Prompt —
Leaving out the pictures, transcribe all of the records faithfully.

**** Given records ****

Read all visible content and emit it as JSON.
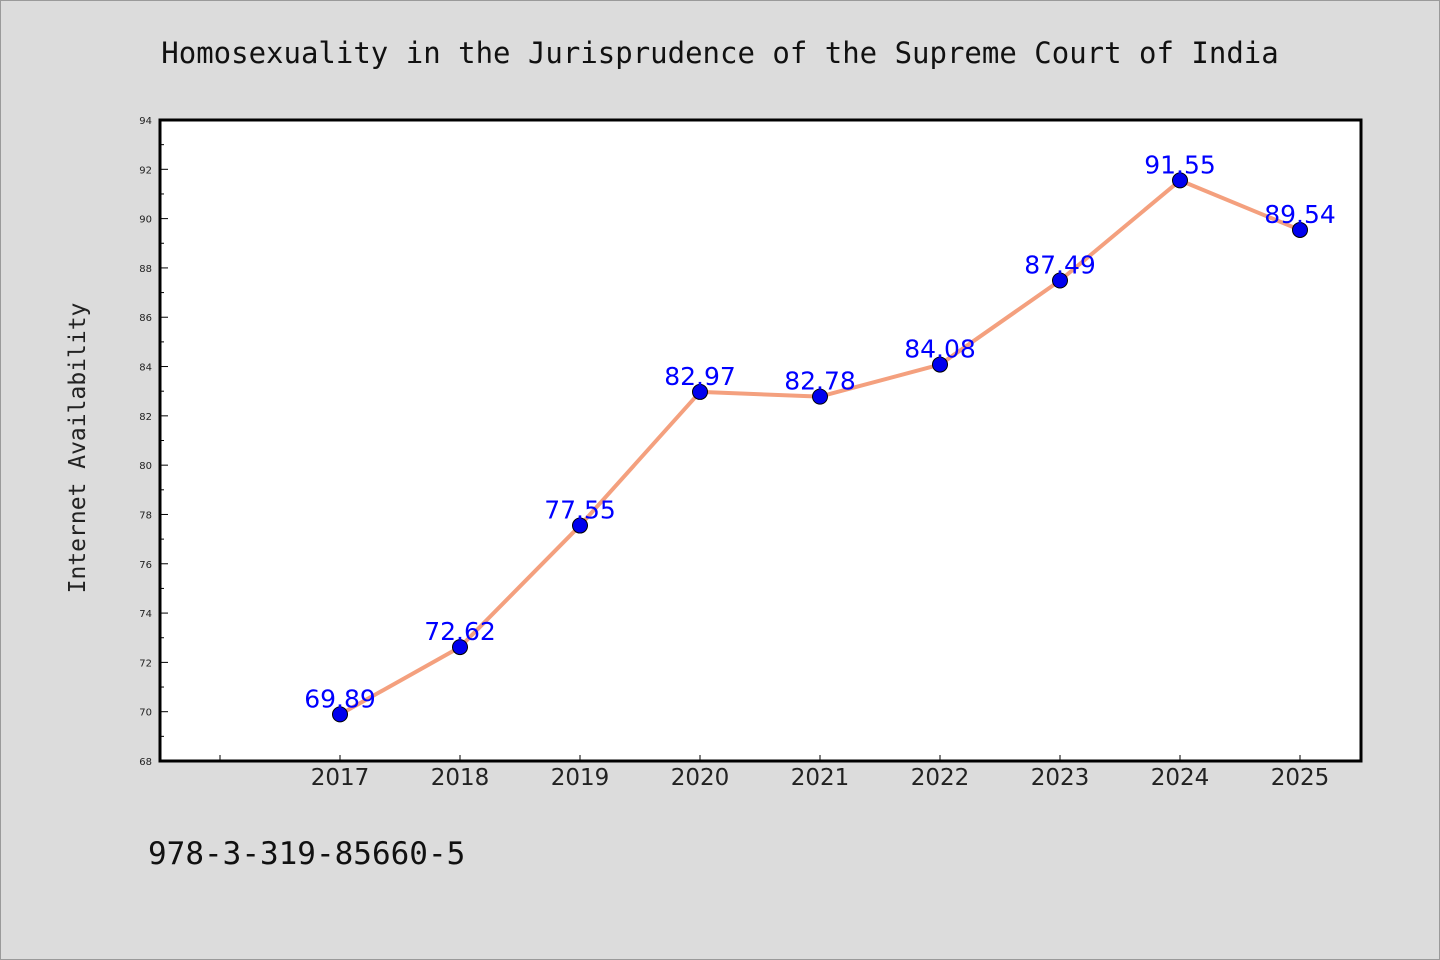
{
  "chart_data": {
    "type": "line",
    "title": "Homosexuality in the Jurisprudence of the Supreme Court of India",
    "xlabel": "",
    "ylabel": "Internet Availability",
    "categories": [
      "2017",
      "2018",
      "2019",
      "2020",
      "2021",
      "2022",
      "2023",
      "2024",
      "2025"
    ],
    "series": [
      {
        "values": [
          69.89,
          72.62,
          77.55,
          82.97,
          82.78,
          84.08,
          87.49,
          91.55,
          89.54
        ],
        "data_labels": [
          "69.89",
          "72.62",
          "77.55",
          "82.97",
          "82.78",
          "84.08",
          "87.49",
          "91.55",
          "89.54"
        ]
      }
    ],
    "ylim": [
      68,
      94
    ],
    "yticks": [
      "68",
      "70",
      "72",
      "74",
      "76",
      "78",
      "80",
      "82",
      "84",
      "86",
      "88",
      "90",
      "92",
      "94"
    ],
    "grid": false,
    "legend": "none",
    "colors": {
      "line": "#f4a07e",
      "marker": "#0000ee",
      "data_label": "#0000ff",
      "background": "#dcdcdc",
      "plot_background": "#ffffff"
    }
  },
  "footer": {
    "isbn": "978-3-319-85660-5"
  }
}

****

Written answer —
Read all visible content and emit it as JSON.
{
  "chart_data": {
    "type": "line",
    "title": "Homosexuality in the Jurisprudence of the Supreme Court of India",
    "xlabel": "",
    "ylabel": "Internet Availability",
    "categories": [
      "2017",
      "2018",
      "2019",
      "2020",
      "2021",
      "2022",
      "2023",
      "2024",
      "2025"
    ],
    "series": [
      {
        "values": [
          69.89,
          72.62,
          77.55,
          82.97,
          82.78,
          84.08,
          87.49,
          91.55,
          89.54
        ],
        "data_labels": [
          "69.89",
          "72.62",
          "77.55",
          "82.97",
          "82.78",
          "84.08",
          "87.49",
          "91.55",
          "89.54"
        ]
      }
    ],
    "ylim": [
      68,
      94
    ],
    "yticks": [
      "68",
      "70",
      "72",
      "74",
      "76",
      "78",
      "80",
      "82",
      "84",
      "86",
      "88",
      "90",
      "92",
      "94"
    ],
    "grid": false,
    "legend": "none",
    "colors": {
      "line": "#f4a07e",
      "marker": "#0000ee",
      "data_label": "#0000ff",
      "background": "#dcdcdc",
      "plot_background": "#ffffff"
    }
  },
  "footer": {
    "isbn": "978-3-319-85660-5"
  }
}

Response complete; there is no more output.